[[ Source text open ]]

Finding smart policy on tech monopolies

Governments are battleships, and lawsuits can be wars. They move slowly, far more slowly than tech competition does.
Written by Dana Blankenhorn, Inactive

Fighting monopolies can be all hell.

Why else would America's preeminent tool for breaking them up, the 1890 Sherman Anti-Trust Act, be fathered by the brother of Civil War General William Tecumseh Sherman? (Picture from the U.S. Senate.)

Fighting tech monopolies is especially hard, for tech companies are persistent profitable, and move quickly. The government's antitrust struggle with IBM lasted nearly 30 years. A new action may be on the horizon.

The 1984 Bell break-up was counted as a success, but today telephony is more concentrated than ever. And who can forget the great Microsoft anti-trust case -- perhaps only Monica Lewinsky provided journalists so much entertainment during the last decade.

It is against this backdrop that we consider the latest monopoly action, a European Union fine that took Intel from profit to loss during its last quarter. Investors were untroubled. The fine went into the stock price within a day of the earnings announcement.

[[ Source text closed ]]

## Parts of the exercise
- a) Name every company that the article on tech monopolies mentions as the target of an antitrust action.
- b) Rewrite the stretch of the tech monopolies article from "Written by Dana" through "the U.S. Senate.)", putting "foremost" in place of "preeminent".
- c) Carry on the article on tech monopolies from its final paragraph.

[[ Supplied entries open ]]

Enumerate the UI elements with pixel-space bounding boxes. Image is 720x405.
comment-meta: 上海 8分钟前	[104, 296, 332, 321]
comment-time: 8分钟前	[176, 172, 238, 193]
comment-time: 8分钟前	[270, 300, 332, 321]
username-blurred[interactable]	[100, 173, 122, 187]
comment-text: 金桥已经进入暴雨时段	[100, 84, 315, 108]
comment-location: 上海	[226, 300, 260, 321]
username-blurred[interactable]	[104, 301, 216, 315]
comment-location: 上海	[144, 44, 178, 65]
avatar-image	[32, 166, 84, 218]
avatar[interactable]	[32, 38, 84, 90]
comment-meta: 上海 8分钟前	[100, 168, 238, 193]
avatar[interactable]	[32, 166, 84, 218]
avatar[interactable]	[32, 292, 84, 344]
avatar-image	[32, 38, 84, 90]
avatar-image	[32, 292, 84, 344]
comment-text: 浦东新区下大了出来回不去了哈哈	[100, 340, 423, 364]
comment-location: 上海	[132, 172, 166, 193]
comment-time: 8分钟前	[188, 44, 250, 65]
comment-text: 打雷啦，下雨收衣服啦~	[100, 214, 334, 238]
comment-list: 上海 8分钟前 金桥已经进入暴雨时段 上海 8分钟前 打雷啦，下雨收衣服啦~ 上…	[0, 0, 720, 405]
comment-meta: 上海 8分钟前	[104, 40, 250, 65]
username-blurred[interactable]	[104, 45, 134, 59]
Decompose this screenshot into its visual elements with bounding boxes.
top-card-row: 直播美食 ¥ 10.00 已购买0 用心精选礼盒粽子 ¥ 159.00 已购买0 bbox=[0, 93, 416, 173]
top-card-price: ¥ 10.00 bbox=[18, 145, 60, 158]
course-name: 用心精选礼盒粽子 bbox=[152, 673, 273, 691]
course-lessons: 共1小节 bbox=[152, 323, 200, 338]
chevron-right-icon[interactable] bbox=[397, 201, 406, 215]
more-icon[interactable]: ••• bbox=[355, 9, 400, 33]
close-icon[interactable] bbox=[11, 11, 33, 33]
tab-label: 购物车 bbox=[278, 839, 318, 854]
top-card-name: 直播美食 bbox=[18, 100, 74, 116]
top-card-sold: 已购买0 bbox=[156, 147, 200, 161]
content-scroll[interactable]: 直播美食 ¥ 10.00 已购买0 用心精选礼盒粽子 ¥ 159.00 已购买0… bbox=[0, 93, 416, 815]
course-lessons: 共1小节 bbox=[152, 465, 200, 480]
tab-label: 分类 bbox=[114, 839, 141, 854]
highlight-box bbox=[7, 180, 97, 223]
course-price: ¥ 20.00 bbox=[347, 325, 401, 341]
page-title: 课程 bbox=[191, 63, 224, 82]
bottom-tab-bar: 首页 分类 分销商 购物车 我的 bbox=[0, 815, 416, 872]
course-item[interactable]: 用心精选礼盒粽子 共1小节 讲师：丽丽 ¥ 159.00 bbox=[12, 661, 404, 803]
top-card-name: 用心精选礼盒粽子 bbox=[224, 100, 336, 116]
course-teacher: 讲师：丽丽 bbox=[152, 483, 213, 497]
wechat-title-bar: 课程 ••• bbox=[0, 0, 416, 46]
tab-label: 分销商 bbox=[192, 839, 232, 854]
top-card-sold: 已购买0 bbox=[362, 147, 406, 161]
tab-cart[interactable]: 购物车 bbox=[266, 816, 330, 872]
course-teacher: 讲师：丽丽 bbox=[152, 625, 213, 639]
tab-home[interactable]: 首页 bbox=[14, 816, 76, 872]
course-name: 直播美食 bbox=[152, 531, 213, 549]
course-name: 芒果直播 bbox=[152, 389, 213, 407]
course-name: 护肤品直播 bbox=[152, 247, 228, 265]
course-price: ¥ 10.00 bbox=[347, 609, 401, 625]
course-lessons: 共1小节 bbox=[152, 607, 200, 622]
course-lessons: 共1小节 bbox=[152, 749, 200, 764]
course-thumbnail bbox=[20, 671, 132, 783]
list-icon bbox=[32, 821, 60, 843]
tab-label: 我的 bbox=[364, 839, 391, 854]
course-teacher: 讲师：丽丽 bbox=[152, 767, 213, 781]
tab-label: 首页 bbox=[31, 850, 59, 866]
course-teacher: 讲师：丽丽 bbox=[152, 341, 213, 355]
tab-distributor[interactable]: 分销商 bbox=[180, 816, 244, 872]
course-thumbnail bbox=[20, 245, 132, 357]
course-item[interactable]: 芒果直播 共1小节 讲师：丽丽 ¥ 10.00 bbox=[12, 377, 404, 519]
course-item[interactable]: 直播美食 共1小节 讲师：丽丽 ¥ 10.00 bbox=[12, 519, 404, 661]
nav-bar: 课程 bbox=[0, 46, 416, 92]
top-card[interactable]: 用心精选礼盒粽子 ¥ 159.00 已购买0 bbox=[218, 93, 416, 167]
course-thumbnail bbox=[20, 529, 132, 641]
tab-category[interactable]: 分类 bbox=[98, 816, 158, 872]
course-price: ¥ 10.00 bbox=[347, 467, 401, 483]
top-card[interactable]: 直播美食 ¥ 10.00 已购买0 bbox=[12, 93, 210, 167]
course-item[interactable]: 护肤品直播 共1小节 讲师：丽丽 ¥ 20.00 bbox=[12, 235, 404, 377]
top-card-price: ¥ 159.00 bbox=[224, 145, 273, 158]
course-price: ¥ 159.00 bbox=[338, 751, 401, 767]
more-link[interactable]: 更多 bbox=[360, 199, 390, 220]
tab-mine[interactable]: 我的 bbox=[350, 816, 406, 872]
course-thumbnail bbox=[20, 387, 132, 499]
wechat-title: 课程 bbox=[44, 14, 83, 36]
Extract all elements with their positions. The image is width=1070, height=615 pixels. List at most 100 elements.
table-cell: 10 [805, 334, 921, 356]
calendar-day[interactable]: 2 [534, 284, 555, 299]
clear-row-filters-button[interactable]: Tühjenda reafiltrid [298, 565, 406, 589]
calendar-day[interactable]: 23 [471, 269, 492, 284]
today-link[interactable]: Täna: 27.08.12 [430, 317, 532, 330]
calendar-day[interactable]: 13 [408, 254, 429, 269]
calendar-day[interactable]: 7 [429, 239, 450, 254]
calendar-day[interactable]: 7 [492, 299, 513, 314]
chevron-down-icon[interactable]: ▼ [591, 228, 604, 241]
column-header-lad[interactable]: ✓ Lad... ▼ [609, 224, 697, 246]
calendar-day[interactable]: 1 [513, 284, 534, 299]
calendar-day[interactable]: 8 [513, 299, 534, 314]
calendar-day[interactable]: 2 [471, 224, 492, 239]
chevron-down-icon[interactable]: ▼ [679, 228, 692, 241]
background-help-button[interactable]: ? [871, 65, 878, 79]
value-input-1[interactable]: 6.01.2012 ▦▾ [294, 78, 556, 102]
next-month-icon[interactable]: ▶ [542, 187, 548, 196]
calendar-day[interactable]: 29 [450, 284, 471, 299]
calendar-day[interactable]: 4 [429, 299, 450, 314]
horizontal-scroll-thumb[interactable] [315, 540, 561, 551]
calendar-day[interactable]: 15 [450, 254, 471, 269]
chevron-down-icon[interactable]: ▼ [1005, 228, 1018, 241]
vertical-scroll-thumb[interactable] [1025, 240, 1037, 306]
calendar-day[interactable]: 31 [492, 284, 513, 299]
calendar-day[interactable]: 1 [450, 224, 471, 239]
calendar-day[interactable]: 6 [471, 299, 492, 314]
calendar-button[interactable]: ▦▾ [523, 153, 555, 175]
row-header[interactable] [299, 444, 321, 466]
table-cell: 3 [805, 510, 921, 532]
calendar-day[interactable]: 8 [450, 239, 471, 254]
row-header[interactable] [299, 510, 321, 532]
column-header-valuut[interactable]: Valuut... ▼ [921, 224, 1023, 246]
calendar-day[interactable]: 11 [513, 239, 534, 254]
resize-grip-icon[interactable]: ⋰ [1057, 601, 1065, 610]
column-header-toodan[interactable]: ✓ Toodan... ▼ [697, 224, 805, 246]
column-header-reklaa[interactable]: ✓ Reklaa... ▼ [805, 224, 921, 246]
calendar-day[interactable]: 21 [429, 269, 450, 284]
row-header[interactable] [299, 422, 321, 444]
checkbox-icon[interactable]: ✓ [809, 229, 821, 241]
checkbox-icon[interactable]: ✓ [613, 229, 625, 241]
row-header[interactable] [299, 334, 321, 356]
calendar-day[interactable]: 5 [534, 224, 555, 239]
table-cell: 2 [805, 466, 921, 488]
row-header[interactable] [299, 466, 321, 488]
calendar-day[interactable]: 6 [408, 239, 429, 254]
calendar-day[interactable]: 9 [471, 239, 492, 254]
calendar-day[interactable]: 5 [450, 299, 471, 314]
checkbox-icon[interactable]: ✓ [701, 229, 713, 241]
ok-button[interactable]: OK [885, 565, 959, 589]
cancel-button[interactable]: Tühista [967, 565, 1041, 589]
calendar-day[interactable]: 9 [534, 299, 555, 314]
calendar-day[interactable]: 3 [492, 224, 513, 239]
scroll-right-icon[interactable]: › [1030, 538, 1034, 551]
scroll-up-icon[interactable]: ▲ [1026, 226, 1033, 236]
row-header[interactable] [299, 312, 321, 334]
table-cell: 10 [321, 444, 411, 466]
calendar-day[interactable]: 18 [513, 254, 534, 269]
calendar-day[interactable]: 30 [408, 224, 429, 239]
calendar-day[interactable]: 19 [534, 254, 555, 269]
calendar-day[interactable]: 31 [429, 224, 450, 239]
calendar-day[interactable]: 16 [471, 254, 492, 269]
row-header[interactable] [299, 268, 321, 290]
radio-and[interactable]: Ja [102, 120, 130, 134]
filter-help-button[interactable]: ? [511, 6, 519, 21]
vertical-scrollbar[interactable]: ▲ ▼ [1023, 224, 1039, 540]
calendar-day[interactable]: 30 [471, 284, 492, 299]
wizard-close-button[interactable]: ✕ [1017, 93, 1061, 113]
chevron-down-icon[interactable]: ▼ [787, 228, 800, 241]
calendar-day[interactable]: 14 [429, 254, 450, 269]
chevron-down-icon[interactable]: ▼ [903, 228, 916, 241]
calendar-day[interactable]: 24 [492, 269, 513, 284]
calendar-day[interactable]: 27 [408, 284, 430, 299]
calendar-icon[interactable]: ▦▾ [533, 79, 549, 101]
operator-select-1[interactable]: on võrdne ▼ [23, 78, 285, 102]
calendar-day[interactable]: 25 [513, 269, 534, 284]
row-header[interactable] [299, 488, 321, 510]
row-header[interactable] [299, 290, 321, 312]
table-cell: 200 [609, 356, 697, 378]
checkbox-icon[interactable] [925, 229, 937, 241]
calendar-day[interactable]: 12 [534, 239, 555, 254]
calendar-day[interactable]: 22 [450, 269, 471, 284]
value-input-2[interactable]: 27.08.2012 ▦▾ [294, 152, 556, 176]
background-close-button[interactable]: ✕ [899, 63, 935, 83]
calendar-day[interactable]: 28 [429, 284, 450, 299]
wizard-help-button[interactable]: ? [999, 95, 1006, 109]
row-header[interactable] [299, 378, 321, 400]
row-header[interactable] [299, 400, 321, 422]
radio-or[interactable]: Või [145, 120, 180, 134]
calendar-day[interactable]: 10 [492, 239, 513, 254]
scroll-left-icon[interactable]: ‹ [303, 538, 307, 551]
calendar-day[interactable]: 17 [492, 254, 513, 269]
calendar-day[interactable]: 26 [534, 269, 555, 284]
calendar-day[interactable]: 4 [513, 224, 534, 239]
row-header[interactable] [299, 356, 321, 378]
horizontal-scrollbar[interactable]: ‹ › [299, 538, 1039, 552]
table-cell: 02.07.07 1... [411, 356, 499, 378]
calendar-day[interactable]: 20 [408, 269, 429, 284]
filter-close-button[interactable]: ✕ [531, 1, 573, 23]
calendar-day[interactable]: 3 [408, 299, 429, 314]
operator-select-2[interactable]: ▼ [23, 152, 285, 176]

[[ Supplied entries closed ]]

## Answers given
- a) IBM, Bell, Microsoft, Intel

- b)
Written by Dana Blankenhorn, Inactive

Fighting monopolies can be all hell.

Why else would America's foremost tool for breaking them up, the 1890 Sherman Anti-Trust Act, be fathered by the brother of Civil War General William Tecumseh Sherman? (Picture from the U.S. Senate.)

- c)
This might be because Intel's monopoly, assuming it has one, is a natural product of Moore's Law. More precisely its corollary, Moore's Second Law, which holds that as chip complexity increases so does the investment needed to make them. At such huge capital levels we can't afford a lot of competition.

Then there are monopolies like Apple's iPod, iPhone and App Store. Is it natural, like Intel's monopoly, or temporary, like Microsoft's dominance of office software?

The answer to the question may come down to ease of entry. Is it possible to write and distribute another Office suite? (Yes, if you're willing to give it away.) Can someone else design an iPhone-like device and app store, perhaps with a different business model, and find success? Google is certainly trying. So, for that matter, are RIM, Microsoft and Nokia.

When competition is moving in Internet Time, monopolies can appear and disappear faster than you can ask whether they have a Clue. Wasn't it just a few years ago that we all thought MySpace would dominate social networking? Uh, never mind.

Governments are battleships, and lawsuits can be wars. They move slowly, far more slowly than tech competition does. I personally believe that. while the U.S. did not ultimately break-up Microsoft its suit put a burden on the company that slowed it down considerably, and continues to hobble it.

So while I consider myself an antitrust hawk I have learned that in technology the best policy may be that many doctors apply to prostate cancer. Watchful waiting.